* [Requirements]: Look through the data below. Pick out the lines holding the string "Developing".

* [Items]:
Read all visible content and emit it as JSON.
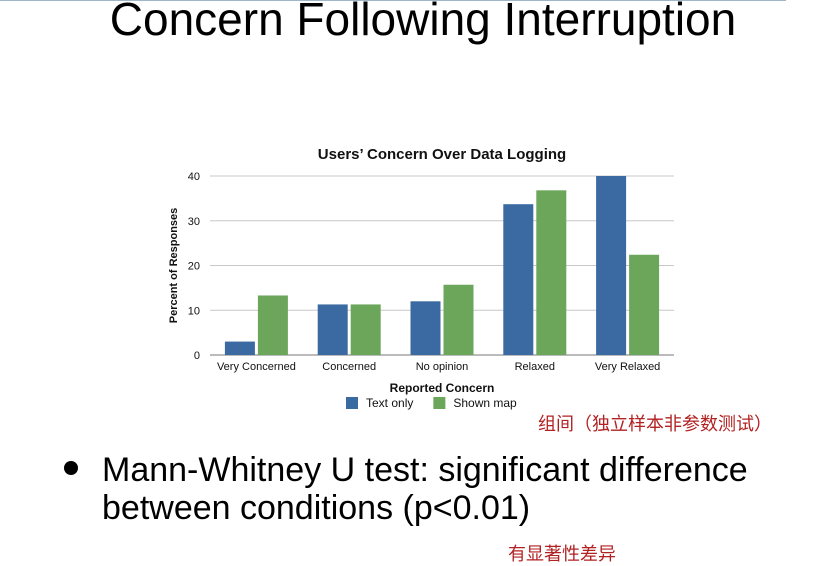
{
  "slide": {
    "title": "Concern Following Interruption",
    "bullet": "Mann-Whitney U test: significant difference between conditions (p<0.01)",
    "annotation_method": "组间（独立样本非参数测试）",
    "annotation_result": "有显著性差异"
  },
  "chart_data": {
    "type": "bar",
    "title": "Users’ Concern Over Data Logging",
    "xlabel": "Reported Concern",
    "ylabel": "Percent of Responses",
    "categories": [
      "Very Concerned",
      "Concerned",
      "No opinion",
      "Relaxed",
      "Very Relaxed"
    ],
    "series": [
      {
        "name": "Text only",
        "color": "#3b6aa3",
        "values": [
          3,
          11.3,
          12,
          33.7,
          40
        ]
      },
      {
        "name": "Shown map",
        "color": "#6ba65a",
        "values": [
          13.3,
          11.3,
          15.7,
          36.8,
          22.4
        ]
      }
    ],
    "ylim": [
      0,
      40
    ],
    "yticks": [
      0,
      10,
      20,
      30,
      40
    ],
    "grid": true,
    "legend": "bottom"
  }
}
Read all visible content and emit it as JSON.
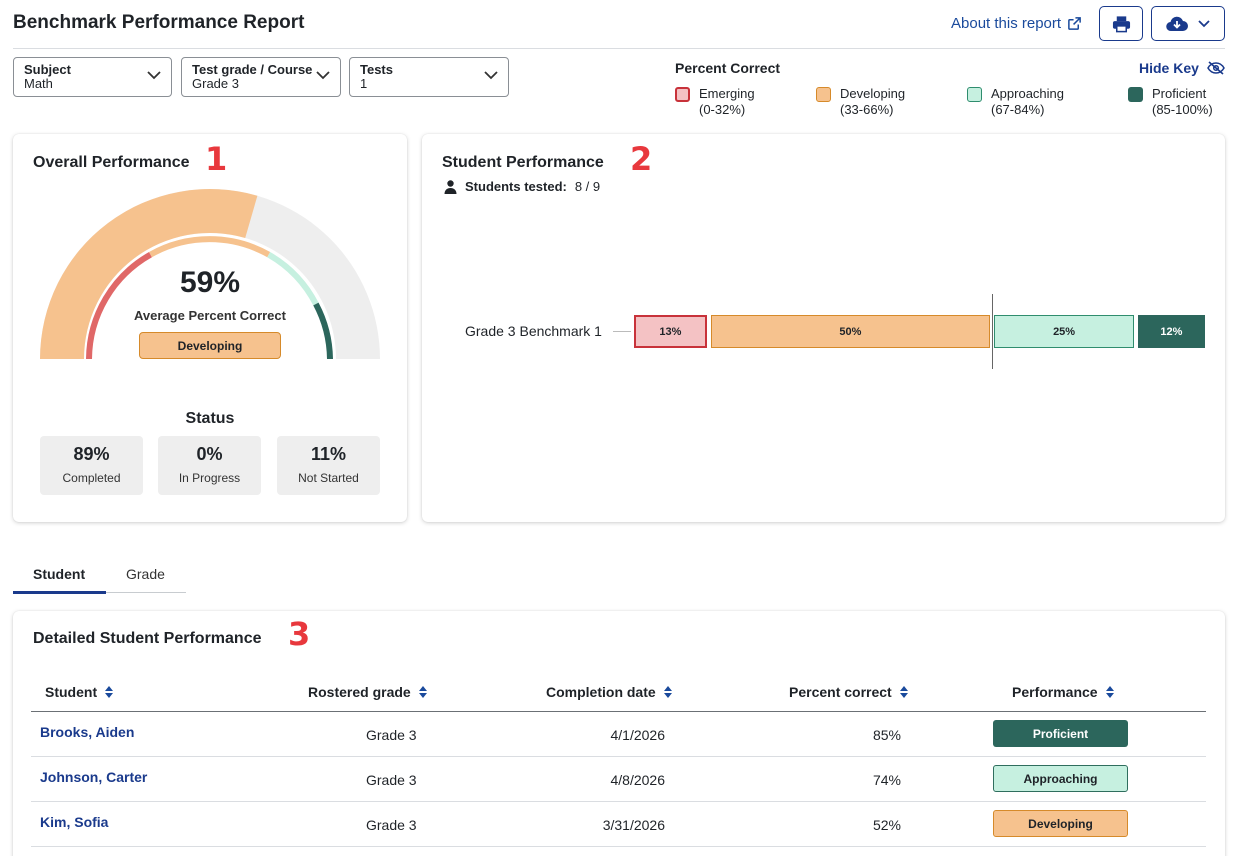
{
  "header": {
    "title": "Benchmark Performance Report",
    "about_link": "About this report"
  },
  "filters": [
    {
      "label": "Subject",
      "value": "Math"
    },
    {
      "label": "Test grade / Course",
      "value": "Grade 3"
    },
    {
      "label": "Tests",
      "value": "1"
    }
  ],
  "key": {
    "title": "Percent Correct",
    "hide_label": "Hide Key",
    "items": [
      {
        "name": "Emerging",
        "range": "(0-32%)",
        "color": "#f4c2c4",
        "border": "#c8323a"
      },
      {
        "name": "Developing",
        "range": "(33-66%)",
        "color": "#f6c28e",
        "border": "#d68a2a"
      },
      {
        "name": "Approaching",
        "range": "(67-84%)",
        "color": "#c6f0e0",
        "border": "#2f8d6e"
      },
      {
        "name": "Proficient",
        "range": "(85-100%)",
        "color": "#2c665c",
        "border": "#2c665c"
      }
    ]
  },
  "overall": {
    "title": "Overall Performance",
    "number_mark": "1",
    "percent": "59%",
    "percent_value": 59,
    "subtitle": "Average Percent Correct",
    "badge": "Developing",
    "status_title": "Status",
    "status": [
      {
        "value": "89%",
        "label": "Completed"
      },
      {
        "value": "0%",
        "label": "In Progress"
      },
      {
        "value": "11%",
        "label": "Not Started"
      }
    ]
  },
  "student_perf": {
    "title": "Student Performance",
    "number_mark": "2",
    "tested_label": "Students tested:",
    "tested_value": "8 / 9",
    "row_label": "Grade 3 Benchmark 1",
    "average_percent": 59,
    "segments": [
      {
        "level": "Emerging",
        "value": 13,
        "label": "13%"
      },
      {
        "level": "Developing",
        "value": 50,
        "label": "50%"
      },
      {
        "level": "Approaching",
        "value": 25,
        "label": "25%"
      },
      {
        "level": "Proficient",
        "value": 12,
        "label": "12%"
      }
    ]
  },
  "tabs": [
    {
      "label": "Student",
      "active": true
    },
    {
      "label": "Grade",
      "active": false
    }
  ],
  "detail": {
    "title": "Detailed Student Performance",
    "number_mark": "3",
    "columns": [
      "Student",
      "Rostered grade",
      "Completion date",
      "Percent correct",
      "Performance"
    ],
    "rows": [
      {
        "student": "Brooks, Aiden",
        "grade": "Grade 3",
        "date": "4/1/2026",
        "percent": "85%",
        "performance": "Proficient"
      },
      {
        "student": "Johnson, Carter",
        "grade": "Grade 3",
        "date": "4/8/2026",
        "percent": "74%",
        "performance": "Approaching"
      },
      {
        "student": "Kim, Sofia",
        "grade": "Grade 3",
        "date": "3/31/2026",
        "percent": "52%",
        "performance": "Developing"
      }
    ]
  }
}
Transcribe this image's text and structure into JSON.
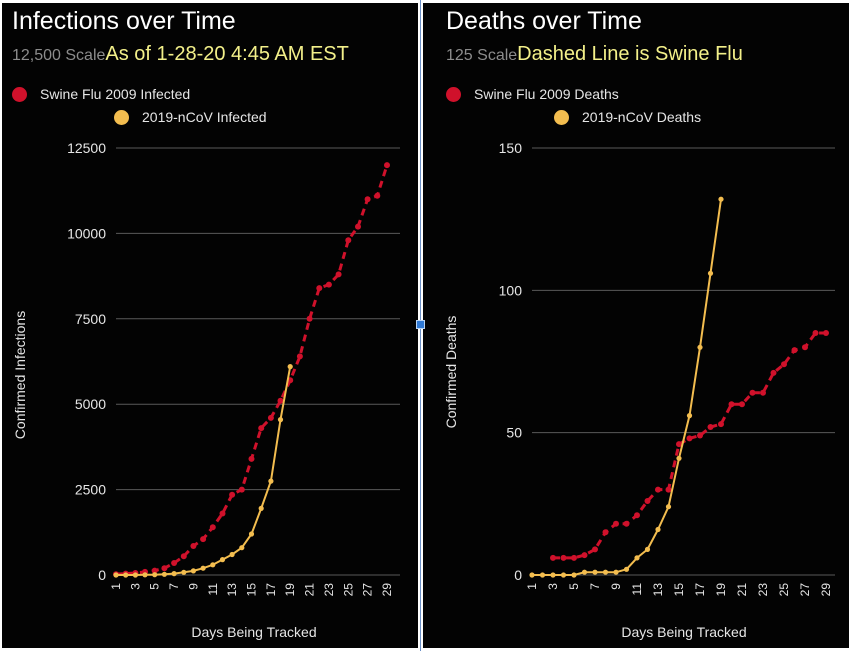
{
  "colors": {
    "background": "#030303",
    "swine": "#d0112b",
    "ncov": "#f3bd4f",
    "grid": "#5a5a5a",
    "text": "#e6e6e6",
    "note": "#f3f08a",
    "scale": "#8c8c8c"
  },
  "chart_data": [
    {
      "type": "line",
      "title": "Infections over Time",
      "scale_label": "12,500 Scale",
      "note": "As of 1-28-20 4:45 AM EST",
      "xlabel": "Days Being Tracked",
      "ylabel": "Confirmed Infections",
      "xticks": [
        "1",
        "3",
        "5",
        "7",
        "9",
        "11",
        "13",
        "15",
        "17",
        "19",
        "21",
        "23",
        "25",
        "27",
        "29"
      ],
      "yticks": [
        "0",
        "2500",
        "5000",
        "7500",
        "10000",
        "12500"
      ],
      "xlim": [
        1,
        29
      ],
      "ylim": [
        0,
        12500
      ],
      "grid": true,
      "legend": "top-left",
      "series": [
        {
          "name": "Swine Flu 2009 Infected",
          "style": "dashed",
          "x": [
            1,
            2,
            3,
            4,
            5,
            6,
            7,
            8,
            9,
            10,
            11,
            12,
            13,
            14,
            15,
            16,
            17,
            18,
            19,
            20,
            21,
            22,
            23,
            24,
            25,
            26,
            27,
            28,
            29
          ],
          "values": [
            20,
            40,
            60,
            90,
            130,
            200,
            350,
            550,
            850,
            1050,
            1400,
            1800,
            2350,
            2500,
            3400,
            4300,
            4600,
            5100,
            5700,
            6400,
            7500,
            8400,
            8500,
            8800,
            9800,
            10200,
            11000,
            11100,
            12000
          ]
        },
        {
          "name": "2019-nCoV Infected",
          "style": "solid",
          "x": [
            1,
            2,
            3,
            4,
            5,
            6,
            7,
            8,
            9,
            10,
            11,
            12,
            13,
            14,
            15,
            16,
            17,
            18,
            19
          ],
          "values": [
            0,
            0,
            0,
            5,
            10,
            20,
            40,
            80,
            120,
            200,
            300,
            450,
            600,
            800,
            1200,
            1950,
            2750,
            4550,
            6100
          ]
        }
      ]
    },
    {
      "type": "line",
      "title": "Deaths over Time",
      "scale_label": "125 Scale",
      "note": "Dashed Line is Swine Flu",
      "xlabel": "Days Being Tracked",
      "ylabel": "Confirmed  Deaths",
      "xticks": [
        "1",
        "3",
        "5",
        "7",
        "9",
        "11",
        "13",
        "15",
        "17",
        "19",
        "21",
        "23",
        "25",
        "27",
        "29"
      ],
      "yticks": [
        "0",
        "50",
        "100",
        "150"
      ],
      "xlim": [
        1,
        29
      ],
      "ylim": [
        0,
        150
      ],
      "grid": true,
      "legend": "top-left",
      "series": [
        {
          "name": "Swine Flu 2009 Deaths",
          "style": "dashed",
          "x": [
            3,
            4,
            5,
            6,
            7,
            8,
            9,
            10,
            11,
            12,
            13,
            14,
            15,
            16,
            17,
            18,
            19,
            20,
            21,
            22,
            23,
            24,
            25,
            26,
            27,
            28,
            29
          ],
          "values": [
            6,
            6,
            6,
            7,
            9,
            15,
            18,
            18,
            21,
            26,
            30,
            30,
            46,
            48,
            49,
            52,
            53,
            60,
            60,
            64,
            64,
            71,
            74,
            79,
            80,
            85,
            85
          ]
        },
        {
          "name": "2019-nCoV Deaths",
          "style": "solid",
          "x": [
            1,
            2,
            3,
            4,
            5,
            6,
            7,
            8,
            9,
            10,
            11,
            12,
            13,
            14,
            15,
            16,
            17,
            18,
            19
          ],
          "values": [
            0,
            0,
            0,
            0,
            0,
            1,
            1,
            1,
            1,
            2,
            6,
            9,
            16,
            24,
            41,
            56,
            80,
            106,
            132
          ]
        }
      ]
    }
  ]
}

* [Output]:
        "name": "Developing",
    "badge": "Developing",
        "level": "Developing",
        "performance": "Developing"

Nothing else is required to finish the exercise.